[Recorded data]
######
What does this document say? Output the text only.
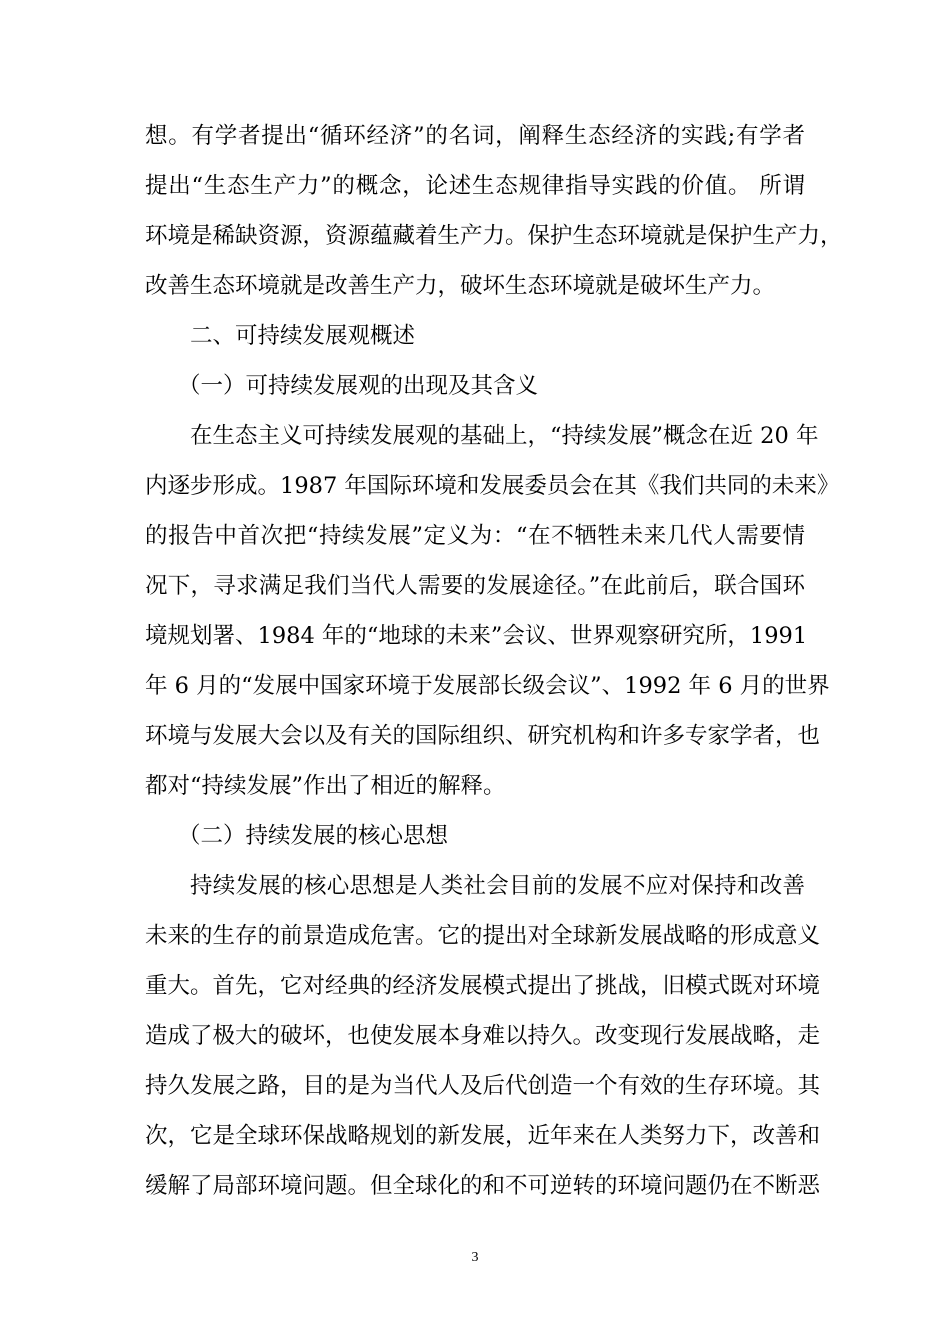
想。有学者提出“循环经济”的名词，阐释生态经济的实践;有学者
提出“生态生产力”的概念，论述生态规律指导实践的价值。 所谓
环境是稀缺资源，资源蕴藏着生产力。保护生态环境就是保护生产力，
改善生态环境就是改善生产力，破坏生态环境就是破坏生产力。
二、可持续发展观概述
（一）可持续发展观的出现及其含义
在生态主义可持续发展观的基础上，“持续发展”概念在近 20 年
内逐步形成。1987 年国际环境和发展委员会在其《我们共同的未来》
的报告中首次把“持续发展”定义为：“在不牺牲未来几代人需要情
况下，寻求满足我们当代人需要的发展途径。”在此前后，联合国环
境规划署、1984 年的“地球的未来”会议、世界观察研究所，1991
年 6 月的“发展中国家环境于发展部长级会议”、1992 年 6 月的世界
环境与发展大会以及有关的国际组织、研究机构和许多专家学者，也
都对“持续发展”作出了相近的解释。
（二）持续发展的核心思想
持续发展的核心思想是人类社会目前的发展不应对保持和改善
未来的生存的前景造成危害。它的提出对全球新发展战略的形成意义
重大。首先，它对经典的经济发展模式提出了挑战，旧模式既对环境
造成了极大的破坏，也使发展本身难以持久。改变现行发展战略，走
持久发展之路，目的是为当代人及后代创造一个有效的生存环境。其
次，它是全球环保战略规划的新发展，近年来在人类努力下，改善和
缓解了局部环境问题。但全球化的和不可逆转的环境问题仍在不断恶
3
######
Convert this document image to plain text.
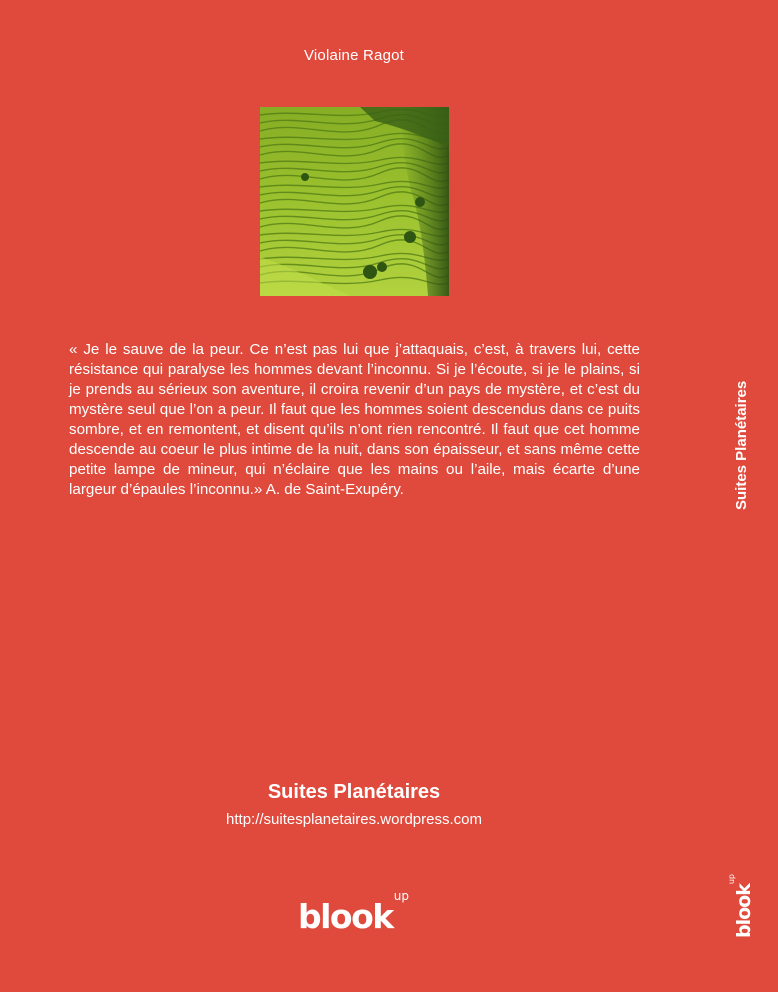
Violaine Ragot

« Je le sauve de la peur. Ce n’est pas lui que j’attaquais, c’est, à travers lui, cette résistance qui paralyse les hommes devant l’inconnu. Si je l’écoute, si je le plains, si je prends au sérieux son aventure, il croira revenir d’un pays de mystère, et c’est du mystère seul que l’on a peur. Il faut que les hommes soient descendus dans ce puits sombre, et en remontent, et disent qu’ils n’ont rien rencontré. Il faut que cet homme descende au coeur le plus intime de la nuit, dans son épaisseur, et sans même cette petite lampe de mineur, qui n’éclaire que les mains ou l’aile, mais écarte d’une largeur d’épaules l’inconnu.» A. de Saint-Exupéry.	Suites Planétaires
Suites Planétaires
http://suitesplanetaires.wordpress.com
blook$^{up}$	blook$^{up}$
######
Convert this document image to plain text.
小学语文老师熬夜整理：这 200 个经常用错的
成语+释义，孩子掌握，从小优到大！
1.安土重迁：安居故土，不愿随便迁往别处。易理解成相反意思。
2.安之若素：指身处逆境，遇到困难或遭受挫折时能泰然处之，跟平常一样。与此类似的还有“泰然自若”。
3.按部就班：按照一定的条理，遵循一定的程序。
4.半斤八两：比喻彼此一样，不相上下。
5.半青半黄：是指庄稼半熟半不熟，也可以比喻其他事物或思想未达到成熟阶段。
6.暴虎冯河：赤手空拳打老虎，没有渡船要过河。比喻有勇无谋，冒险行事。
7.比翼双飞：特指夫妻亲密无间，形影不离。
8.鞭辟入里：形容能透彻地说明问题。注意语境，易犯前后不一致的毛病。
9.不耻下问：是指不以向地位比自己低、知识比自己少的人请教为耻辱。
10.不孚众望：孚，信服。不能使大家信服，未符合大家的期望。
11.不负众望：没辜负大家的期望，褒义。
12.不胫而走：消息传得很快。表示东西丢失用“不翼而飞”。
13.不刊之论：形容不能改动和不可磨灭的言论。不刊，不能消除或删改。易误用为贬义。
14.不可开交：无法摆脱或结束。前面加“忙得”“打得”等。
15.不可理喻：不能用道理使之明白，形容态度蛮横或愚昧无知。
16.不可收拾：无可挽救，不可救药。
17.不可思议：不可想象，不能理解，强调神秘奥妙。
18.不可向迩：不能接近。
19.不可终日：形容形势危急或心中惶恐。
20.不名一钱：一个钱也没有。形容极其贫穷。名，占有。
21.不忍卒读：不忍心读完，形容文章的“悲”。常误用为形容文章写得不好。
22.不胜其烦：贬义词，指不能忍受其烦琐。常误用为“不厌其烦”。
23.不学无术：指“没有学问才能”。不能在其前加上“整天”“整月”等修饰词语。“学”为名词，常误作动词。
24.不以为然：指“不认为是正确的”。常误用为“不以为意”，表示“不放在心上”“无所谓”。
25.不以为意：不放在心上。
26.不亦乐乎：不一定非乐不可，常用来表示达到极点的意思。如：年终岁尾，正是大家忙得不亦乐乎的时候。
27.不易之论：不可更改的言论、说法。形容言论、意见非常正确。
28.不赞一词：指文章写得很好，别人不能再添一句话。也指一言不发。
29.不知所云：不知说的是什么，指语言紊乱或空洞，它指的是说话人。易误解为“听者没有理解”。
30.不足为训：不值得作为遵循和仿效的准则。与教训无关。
######
Look through the lines above and collect those with the word "不以为意".

24.不以为然：指“不认为是正确的”。常误用为“不以为意”，表示“不放在心上”“无所谓”。
25.不以为意：不放在心上。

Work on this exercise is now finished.